● Work to do
Pick out all lines of the entries that include the word "これを機に" and copy them.

● Records to process
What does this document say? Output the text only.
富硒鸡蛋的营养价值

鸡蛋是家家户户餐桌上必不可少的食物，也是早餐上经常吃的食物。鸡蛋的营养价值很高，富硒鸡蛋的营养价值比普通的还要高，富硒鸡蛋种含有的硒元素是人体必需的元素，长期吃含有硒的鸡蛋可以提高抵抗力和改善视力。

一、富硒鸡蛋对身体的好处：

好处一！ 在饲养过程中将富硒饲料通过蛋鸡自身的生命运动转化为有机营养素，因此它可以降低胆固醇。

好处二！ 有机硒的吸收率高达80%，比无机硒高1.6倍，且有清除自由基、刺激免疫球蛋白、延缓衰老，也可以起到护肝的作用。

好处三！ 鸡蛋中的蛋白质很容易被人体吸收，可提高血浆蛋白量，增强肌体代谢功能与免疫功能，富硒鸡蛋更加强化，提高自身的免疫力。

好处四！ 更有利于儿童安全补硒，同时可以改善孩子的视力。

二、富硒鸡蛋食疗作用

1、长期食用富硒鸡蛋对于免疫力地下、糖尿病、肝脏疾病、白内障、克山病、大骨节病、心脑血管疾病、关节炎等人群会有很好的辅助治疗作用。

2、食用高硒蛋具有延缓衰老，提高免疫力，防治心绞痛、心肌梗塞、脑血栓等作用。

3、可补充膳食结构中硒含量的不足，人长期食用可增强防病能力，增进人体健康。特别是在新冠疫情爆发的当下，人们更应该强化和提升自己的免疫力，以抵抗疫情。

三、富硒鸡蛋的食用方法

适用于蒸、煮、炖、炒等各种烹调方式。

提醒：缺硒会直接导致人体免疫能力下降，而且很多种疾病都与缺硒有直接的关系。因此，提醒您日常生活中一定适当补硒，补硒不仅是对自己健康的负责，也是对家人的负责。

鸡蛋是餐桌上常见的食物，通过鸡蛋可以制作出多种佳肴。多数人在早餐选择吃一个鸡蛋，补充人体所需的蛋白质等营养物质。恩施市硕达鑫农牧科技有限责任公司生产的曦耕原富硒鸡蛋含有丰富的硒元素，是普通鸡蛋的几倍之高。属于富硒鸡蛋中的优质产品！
==
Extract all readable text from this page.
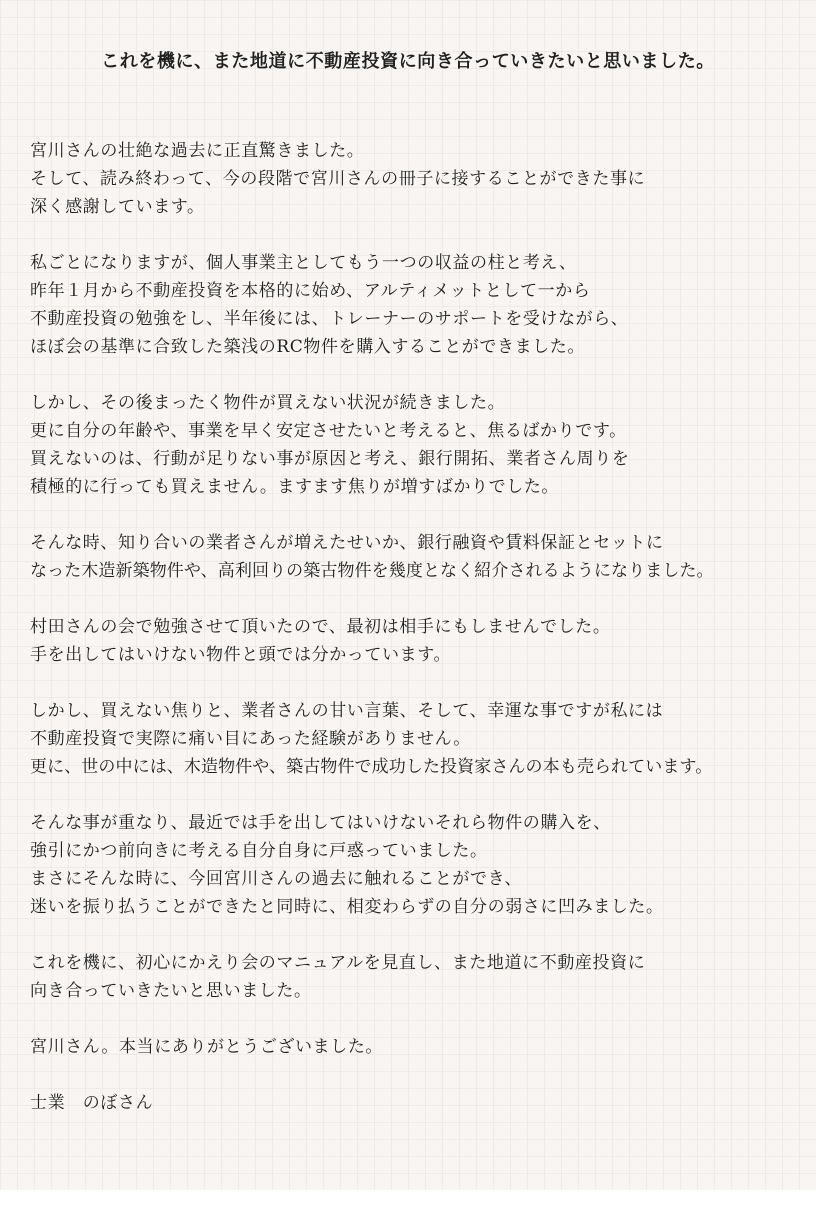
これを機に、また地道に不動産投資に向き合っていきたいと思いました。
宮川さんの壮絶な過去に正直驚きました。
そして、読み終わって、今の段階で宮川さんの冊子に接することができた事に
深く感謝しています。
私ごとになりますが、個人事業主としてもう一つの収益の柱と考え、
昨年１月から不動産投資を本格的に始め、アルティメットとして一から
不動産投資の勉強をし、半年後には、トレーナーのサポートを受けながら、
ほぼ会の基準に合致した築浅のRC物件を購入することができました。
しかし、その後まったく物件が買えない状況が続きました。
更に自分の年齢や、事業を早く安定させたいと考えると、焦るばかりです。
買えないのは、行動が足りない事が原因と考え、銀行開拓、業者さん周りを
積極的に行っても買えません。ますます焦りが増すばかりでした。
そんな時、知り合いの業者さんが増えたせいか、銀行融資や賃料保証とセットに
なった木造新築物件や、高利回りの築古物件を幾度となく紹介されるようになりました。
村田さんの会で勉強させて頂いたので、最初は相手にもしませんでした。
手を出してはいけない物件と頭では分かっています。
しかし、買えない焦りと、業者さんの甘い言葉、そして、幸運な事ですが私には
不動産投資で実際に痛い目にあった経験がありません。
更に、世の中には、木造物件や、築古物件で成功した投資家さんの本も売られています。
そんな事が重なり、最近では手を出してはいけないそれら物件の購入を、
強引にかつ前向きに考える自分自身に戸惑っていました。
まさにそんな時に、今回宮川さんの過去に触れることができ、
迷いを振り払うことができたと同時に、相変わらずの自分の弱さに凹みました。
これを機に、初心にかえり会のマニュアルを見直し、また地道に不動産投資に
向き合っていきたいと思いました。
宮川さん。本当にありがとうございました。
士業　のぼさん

● Complete answer
これを機に、また地道に不動産投資に向き合っていきたいと思いました。
これを機に、初心にかえり会のマニュアルを見直し、また地道に不動産投資に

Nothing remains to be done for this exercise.